**WORK TO COMPLETE:** Present each line of the entries below that holds the word "right".

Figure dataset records

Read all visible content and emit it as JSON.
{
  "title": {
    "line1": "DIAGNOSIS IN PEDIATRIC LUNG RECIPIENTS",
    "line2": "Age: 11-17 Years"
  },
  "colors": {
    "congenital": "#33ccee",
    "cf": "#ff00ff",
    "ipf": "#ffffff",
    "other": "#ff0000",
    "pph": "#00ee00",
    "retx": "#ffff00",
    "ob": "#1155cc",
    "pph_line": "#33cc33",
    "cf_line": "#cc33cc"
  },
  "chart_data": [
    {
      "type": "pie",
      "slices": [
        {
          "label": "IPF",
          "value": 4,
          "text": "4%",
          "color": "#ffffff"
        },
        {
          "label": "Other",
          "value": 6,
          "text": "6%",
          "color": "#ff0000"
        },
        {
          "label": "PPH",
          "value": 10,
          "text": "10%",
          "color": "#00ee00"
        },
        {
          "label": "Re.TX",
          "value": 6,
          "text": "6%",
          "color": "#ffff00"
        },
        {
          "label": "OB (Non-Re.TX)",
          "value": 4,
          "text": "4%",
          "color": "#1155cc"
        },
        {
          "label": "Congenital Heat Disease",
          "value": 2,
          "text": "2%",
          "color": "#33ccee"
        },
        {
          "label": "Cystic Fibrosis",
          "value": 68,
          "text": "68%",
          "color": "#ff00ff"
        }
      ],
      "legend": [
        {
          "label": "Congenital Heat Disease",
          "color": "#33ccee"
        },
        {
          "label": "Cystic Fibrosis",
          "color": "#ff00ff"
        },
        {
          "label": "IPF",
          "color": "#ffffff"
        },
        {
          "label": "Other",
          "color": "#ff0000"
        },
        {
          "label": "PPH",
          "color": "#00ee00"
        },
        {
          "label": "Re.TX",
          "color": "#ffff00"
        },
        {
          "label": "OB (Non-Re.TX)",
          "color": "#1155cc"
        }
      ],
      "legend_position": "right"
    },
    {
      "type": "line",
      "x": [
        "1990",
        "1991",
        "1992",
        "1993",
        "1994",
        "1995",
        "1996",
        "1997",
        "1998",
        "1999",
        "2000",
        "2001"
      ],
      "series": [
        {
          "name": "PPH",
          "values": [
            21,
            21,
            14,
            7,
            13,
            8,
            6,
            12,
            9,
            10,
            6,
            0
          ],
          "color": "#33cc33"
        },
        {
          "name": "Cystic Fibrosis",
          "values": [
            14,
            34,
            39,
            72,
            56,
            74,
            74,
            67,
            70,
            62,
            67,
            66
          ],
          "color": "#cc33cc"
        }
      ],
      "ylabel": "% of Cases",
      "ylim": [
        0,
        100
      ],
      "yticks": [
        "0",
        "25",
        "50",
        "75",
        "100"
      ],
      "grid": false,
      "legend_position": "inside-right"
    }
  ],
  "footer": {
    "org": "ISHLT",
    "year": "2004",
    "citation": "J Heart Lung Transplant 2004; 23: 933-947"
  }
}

**WORKED SOLUTION:**
      "legend_position": "right"
      "legend_position": "inside-right"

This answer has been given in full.